--- What to do ---
Collect all lines below with the string "CITANES".

--- Data shown ---
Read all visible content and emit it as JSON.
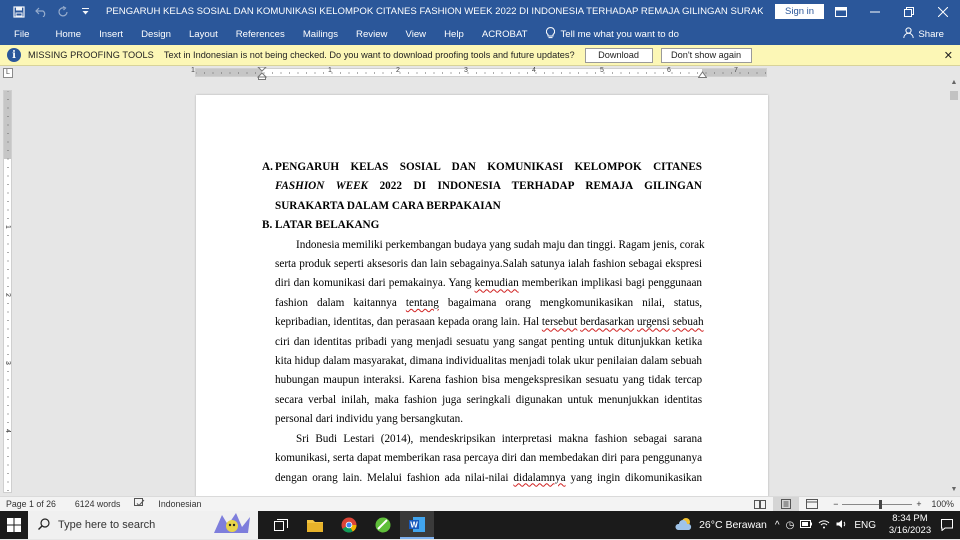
{
  "colors": {
    "word_blue": "#2b579a",
    "message_bar": "#fcf7b6",
    "squiggle": "#d02020"
  },
  "titlebar": {
    "title": "PENGARUH KELAS SOSIAL DAN KOMUNIKASI KELOMPOK CITANES FASHION WEEK 2022 DI INDONESIA TERHADAP REMAJA GILINGAN SURAKARTA DALAM CARA BERPAKAIAN.do...",
    "signin": "Sign in",
    "icons": [
      "save-icon",
      "undo-icon",
      "redo-icon",
      "customize-icon"
    ]
  },
  "ribbon": {
    "tabs": [
      "File",
      "Home",
      "Insert",
      "Design",
      "Layout",
      "References",
      "Mailings",
      "Review",
      "View",
      "Help",
      "ACROBAT"
    ],
    "tell_me": "Tell me what you want to do",
    "share": "Share"
  },
  "message_bar": {
    "title": "MISSING PROOFING TOOLS",
    "text": "Text in Indonesian is not being checked. Do you want to download proofing tools and future updates?",
    "download": "Download",
    "dont_show": "Don't show again"
  },
  "ruler": {
    "h_labels": [
      "1",
      "1",
      "2",
      "3",
      "4",
      "5",
      "6",
      "7"
    ],
    "v_labels": [
      "1",
      "2",
      "3",
      "4"
    ]
  },
  "document": {
    "heading_a_num": "A.",
    "heading_a_lines": [
      "PENGARUH KELAS SOSIAL DAN KOMUNIKASI KELOMPOK CITANES",
      "FASHION WEEK 2022 DI INDONESIA TERHADAP REMAJA GILINGAN",
      "SURAKARTA DALAM CARA BERPAKAIAN"
    ],
    "heading_a_italic": "FASHION WEEK",
    "heading_b_num": "B.",
    "heading_b": "LATAR BELAKANG",
    "para1": [
      "Indonesia memiliki perkembangan budaya yang sudah maju dan tinggi. Ragam jenis, corak",
      "serta produk seperti aksesoris dan lain sebagainya.Salah satunya ialah fashion sebagai ekspresi",
      "diri dan komunikasi dari pemakainya. Yang kemudian memberikan implikasi bagi penggunaan",
      "fashion dalam kaitannya tentang bagaimana orang mengkomunikasikan nilai, status,",
      "kepribadian, identitas, dan perasaan kepada orang lain. Hal tersebut berdasarkan urgensi sebuah",
      "ciri dan identitas pribadi yang menjadi sesuatu yang sangat penting untuk ditunjukkan ketika",
      "kita hidup dalam masyarakat, dimana individualitas menjadi tolak ukur penilaian dalam sebuah",
      "hubungan maupun interaksi. Karena fashion bisa mengekspresikan sesuatu yang tidak tercap",
      "secara verbal inilah, maka fashion juga seringkali digunakan untuk menunjukkan identitas",
      "personal dari individu yang bersangkutan."
    ],
    "para2": [
      "Sri Budi Lestari (2014), mendeskripsikan interpretasi makna fashion sebagai sarana",
      "komunikasi, serta dapat memberikan rasa percaya diri dan membedakan diri para penggunanya",
      "dengan orang lain. Melalui fashion ada nilai-nilai didalamnya yang ingin dikomunikasikan"
    ]
  },
  "status": {
    "page": "Page 1 of 26",
    "words": "6124 words",
    "language": "Indonesian",
    "zoom": "100%",
    "zoom_minus": "−",
    "zoom_plus": "+"
  },
  "taskbar": {
    "search_placeholder": "Type here to search",
    "weather": "26°C  Berawan",
    "ime": "ENG",
    "time": "8:34 PM",
    "date": "3/16/2023"
  }
}
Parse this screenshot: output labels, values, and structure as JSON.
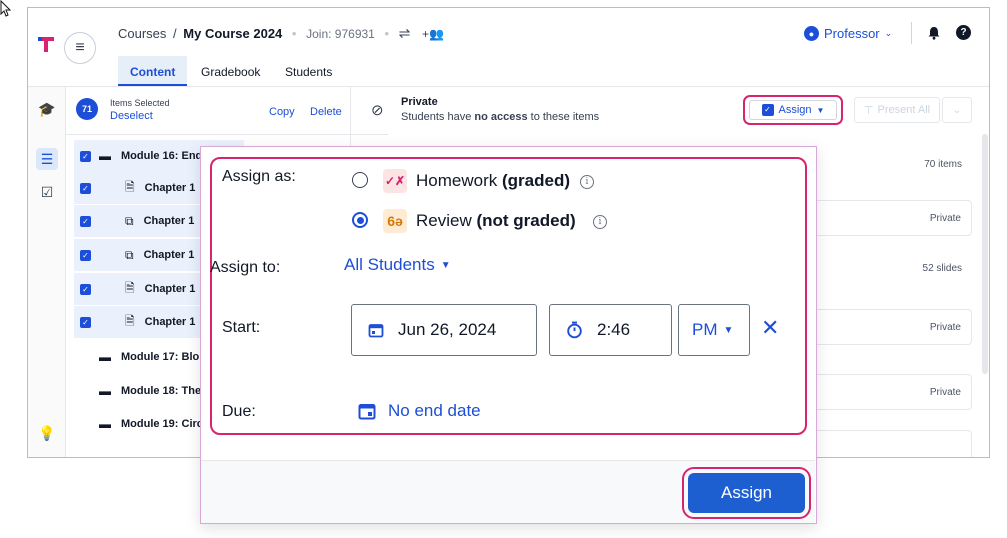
{
  "header": {
    "breadcrumb_root": "Courses",
    "breadcrumb_sep": "/",
    "course_title": "My Course 2024",
    "join_label": "Join: 976931",
    "dot": "•",
    "menu_icon": "hamburger-icon",
    "settings_icon": "sliders-icon",
    "add_people_icon": "add-people-icon",
    "role": "Professor",
    "bell_icon": "bell-icon",
    "help_icon": "help-icon"
  },
  "tabs": [
    {
      "label": "Content",
      "active": true
    },
    {
      "label": "Gradebook",
      "active": false
    },
    {
      "label": "Students",
      "active": false
    }
  ],
  "rail": [
    "graduation-cap-icon",
    "list-icon",
    "checklist-icon",
    "lightbulb-icon"
  ],
  "selection": {
    "count": "71",
    "label": "Items Selected",
    "deselect": "Deselect",
    "copy": "Copy",
    "delete": "Delete"
  },
  "tree": [
    {
      "label": "Module 16: End",
      "icon": "folder-icon",
      "checked": true
    },
    {
      "label": "Chapter 1",
      "icon": "document-icon",
      "checked": true
    },
    {
      "label": "Chapter 1",
      "icon": "presentation-icon",
      "checked": true
    },
    {
      "label": "Chapter 1",
      "icon": "presentation-icon",
      "checked": true
    },
    {
      "label": "Chapter 1",
      "icon": "document-icon",
      "checked": true
    },
    {
      "label": "Chapter 1",
      "icon": "document-icon",
      "checked": true
    },
    {
      "label": "Module 17: Blo",
      "icon": "folder-icon",
      "checked": false
    },
    {
      "label": "Module 18: The",
      "icon": "folder-icon",
      "checked": false
    },
    {
      "label": "Module 19: Circ",
      "icon": "folder-icon",
      "checked": false
    }
  ],
  "visibility": {
    "title": "Private",
    "desc_pre": "Students have ",
    "desc_bold": "no access",
    "desc_post": " to these items"
  },
  "toolbar": {
    "assign": "Assign",
    "present_all": "Present All"
  },
  "cards": [
    "70 items",
    "Private",
    "52 slides",
    "Private",
    "Private"
  ],
  "assign_dialog": {
    "assign_as_label": "Assign as:",
    "homework_label": "Homework",
    "homework_qualifier": "(graded)",
    "review_label": "Review",
    "review_qualifier": "(not graded)",
    "selected_option": "review",
    "assign_to_label": "Assign to:",
    "assign_to_value": "All Students",
    "start_label": "Start:",
    "start_date": "Jun 26, 2024",
    "start_time": "2:46",
    "start_ampm": "PM",
    "due_label": "Due:",
    "due_value": "No end date",
    "submit": "Assign"
  },
  "colors": {
    "accent": "#1d4ed8",
    "highlight": "#d6246e",
    "homework_icon_bg": "#fde4e4",
    "review_icon_bg": "#fdebd3"
  }
}
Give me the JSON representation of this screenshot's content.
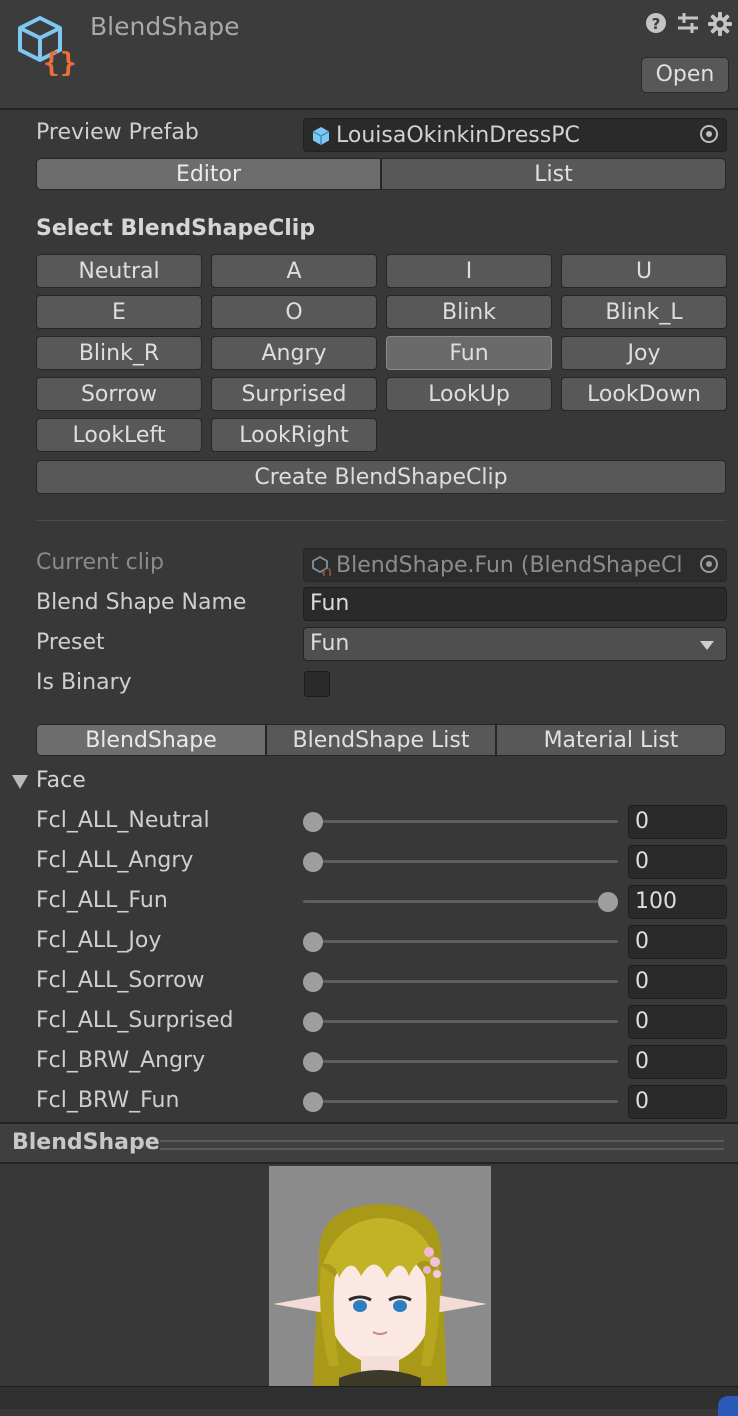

--- Task result ---
    "title": "PENGARUH KELAS SOSIAL DAN KOMUNIKASI KELOMPOK CITANES FASHION WEEK 2022 DI INDONESIA TERHADAP REMAJA GILINGAN SURAKARTA DALAM CARA BERPAKAIAN.do...",
      "PENGARUH KELAS SOSIAL DAN KOMUNIKASI KELOMPOK CITANES",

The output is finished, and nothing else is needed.